----- Data supplied -----

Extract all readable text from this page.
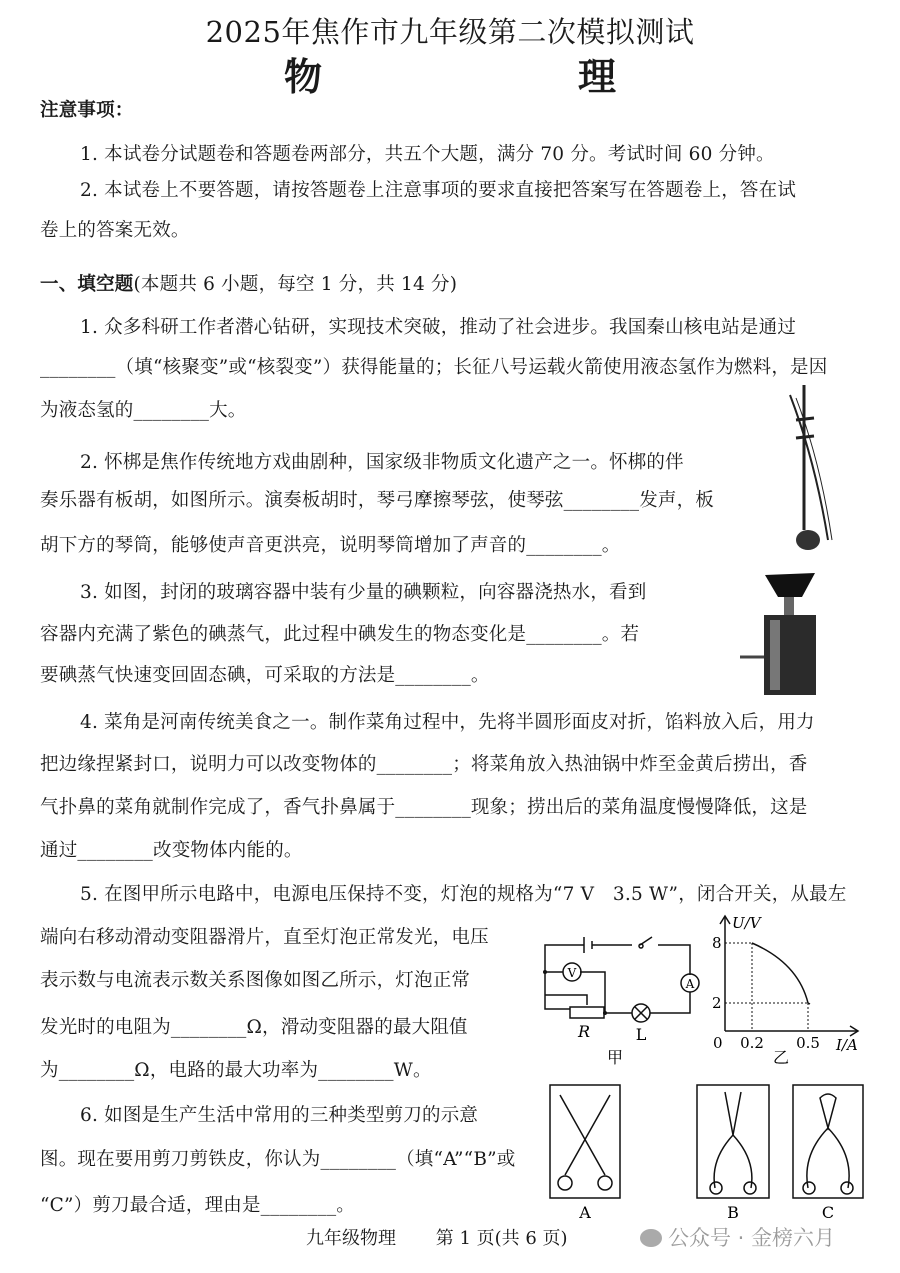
2025年焦作市九年级第二次模拟测试
物　　理
注意事项：
1. 本试卷分试题卷和答题卷两部分，共五个大题，满分 70 分。考试时间 60 分钟。
2. 本试卷上不要答题，请按答题卷上注意事项的要求直接把答案写在答题卷上，答在试
卷上的答案无效。
一、填空题(本题共 6 小题，每空 1 分，共 14 分)
1. 众多科研工作者潜心钻研，实现技术突破，推动了社会进步。我国秦山核电站是通过
________（填“核聚变”或“核裂变”）获得能量的；长征八号运载火箭使用液态氢作为燃料，是因
为液态氢的________大。
2. 怀梆是焦作传统地方戏曲剧种，国家级非物质文化遗产之一。怀梆的伴
奏乐器有板胡，如图所示。演奏板胡时，琴弓摩擦琴弦，使琴弦________发声，板
胡下方的琴筒，能够使声音更洪亮，说明琴筒增加了声音的________。
3. 如图，封闭的玻璃容器中装有少量的碘颗粒，向容器浇热水，看到
容器内充满了紫色的碘蒸气，此过程中碘发生的物态变化是________。若
要碘蒸气快速变回固态碘，可采取的方法是________。
4. 菜角是河南传统美食之一。制作菜角过程中，先将半圆形面皮对折，馅料放入后，用力
把边缘捏紧封口，说明力可以改变物体的________；将菜角放入热油锅中炸至金黄后捞出，香
气扑鼻的菜角就制作完成了，香气扑鼻属于________现象；捞出后的菜角温度慢慢降低，这是
通过________改变物体内能的。
5. 在图甲所示电路中，电源电压保持不变，灯泡的规格为“7 V　3.5 W”，闭合开关，从最左
端向右移动滑动变阻器滑片，直至灯泡正常发光，电压
表示数与电流表示数关系图像如图乙所示，灯泡正常
发光时的电阻为________Ω，滑动变阻器的最大阻值
为________Ω，电路的最大功率为________W。
6. 如图是生产生活中常用的三种类型剪刀的示意
图。现在要用剪刀剪铁皮，你认为________（填“A”“B”或
“C”）剪刀最合适，理由是________。
V
A
R	L
甲
U/V
8
2
0 0.2 0.5 I/A
乙
A	B	C
九年级物理 第 1 页(共 6 页)	公众号 · 金榜六月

-----

**Set task**
Each entry above is to be written out again unchanged, apart from the pictures, which are left out.

**Output below**
Extract all readable text from this page.
2025年焦作市九年级第二次模拟测试
物　　理
注意事项：
1. 本试卷分试题卷和答题卷两部分，共五个大题，满分 70 分。考试时间 60 分钟。
2. 本试卷上不要答题，请按答题卷上注意事项的要求直接把答案写在答题卷上，答在试
卷上的答案无效。
一、填空题(本题共 6 小题，每空 1 分，共 14 分)
1. 众多科研工作者潜心钻研，实现技术突破，推动了社会进步。我国秦山核电站是通过
________（填“核聚变”或“核裂变”）获得能量的；长征八号运载火箭使用液态氢作为燃料，是因
为液态氢的________大。
2. 怀梆是焦作传统地方戏曲剧种，国家级非物质文化遗产之一。怀梆的伴
奏乐器有板胡，如图所示。演奏板胡时，琴弓摩擦琴弦，使琴弦________发声，板
胡下方的琴筒，能够使声音更洪亮，说明琴筒增加了声音的________。
3. 如图，封闭的玻璃容器中装有少量的碘颗粒，向容器浇热水，看到
容器内充满了紫色的碘蒸气，此过程中碘发生的物态变化是________。若
要碘蒸气快速变回固态碘，可采取的方法是________。
4. 菜角是河南传统美食之一。制作菜角过程中，先将半圆形面皮对折，馅料放入后，用力
把边缘捏紧封口，说明力可以改变物体的________；将菜角放入热油锅中炸至金黄后捞出，香
气扑鼻的菜角就制作完成了，香气扑鼻属于________现象；捞出后的菜角温度慢慢降低，这是
通过________改变物体内能的。
5. 在图甲所示电路中，电源电压保持不变，灯泡的规格为“7 V　3.5 W”，闭合开关，从最左
端向右移动滑动变阻器滑片，直至灯泡正常发光，电压
表示数与电流表示数关系图像如图乙所示，灯泡正常
发光时的电阻为________Ω，滑动变阻器的最大阻值
为________Ω，电路的最大功率为________W。
6. 如图是生产生活中常用的三种类型剪刀的示意
图。现在要用剪刀剪铁皮，你认为________（填“A”“B”或
“C”）剪刀最合适，理由是________。
V
A
R	L
甲
U/V
8
2
0 0.2 0.5 I/A
乙
A	B	C
九年级物理 第 1 页(共 6 页)	公众号 · 金榜六月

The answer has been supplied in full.